>> begin

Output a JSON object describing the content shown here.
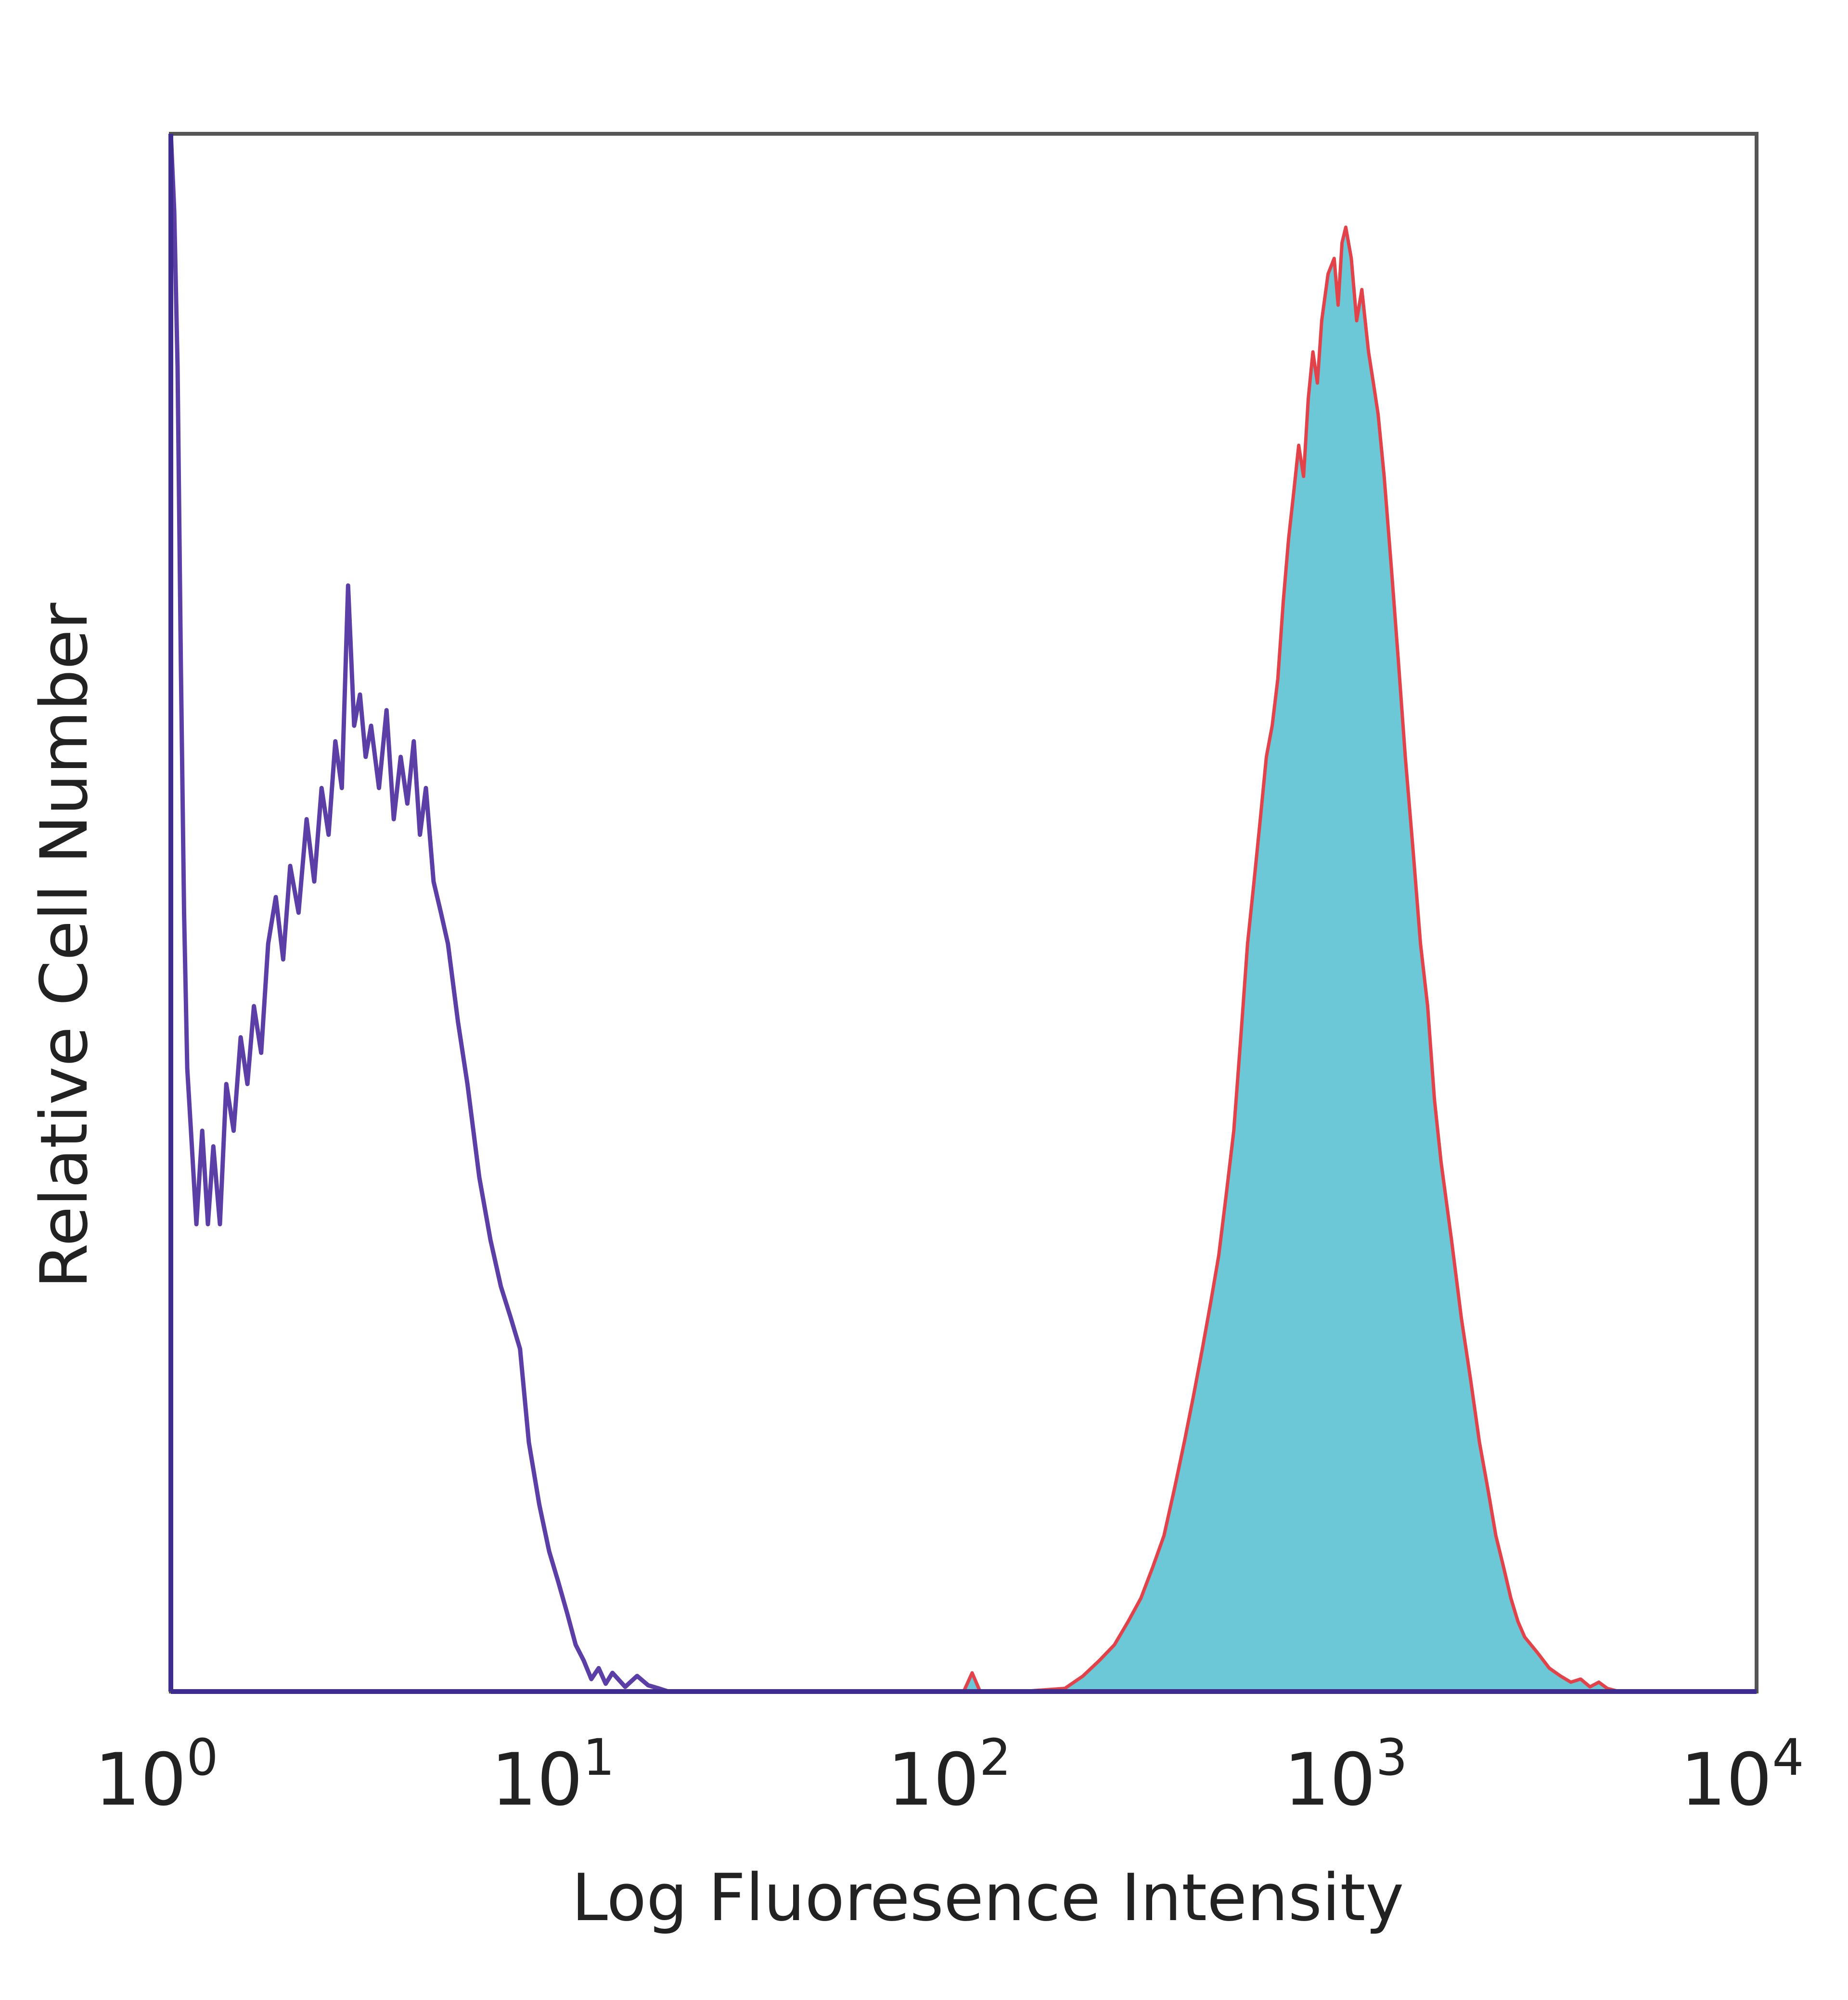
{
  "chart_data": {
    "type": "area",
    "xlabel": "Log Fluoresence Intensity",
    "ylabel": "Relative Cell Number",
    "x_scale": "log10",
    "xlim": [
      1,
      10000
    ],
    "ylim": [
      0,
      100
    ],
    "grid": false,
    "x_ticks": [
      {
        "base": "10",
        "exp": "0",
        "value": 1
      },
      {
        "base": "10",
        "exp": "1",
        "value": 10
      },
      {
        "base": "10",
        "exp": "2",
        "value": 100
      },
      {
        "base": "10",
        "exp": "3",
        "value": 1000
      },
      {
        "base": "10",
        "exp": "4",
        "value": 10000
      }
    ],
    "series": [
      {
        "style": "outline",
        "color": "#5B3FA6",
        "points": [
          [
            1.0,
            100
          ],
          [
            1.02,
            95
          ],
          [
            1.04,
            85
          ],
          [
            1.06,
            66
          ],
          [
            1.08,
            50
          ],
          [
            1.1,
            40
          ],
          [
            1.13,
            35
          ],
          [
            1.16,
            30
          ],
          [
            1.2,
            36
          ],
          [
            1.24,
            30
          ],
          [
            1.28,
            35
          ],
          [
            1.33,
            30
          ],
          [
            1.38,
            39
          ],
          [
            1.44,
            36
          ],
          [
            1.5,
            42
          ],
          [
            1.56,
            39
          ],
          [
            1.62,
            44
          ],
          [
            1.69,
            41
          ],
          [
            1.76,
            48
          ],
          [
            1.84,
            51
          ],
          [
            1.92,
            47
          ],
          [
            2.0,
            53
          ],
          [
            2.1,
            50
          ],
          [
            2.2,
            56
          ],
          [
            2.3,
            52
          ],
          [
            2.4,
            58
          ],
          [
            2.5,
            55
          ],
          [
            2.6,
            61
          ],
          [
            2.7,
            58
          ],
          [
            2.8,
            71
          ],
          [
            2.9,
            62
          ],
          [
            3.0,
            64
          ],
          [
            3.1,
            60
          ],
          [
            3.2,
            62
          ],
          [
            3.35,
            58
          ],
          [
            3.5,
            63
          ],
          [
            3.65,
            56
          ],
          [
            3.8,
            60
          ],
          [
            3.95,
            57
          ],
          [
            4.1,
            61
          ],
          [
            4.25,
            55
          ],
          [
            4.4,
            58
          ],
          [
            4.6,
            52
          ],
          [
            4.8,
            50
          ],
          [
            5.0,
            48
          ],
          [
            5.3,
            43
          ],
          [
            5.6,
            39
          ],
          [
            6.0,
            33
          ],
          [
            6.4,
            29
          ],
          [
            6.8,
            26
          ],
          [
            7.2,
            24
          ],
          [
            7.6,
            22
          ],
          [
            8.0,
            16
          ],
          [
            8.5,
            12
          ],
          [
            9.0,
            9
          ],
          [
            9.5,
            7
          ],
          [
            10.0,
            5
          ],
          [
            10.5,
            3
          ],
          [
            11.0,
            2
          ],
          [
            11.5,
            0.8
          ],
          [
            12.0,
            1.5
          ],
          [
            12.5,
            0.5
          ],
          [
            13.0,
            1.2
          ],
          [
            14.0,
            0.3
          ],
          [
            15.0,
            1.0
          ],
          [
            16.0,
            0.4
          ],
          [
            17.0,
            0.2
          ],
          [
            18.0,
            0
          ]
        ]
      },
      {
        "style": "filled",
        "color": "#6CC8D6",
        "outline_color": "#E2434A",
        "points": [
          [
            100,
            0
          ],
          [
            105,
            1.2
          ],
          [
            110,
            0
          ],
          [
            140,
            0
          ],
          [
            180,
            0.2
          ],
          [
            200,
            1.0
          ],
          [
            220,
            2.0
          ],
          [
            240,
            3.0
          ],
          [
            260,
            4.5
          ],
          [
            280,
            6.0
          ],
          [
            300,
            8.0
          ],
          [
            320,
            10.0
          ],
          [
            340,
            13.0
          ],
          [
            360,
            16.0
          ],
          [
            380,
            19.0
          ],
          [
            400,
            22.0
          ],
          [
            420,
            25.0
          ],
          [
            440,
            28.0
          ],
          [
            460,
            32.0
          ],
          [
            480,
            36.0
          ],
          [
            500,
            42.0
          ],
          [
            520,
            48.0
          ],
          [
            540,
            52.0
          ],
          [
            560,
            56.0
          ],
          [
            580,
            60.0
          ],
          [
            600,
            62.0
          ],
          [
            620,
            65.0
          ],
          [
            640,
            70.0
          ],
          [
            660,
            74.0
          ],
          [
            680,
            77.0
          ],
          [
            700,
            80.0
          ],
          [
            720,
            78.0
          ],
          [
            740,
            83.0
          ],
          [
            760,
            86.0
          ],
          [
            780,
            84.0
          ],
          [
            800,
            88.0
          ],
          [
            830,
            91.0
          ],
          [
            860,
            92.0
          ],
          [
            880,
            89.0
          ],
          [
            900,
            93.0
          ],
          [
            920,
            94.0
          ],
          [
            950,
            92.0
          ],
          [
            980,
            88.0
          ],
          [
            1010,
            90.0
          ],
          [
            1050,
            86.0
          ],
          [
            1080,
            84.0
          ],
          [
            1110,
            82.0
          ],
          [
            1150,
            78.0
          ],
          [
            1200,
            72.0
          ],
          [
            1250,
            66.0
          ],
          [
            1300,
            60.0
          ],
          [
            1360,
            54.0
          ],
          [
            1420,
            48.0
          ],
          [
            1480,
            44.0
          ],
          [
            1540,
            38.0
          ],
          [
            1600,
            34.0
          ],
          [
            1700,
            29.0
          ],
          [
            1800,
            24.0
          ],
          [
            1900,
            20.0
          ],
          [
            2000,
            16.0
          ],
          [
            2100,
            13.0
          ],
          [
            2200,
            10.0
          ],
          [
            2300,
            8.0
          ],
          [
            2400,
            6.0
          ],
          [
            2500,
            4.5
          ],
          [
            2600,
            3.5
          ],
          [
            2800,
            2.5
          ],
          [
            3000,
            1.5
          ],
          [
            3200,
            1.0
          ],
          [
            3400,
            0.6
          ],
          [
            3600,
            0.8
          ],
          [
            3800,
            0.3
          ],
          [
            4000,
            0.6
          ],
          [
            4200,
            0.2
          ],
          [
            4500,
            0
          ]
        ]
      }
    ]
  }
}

>> end

Check each line above for "value" and return the ones that have it.

# Output for this task
        "value": 1
        "value": 10
        "value": 100
        "value": 1000
        "value": 10000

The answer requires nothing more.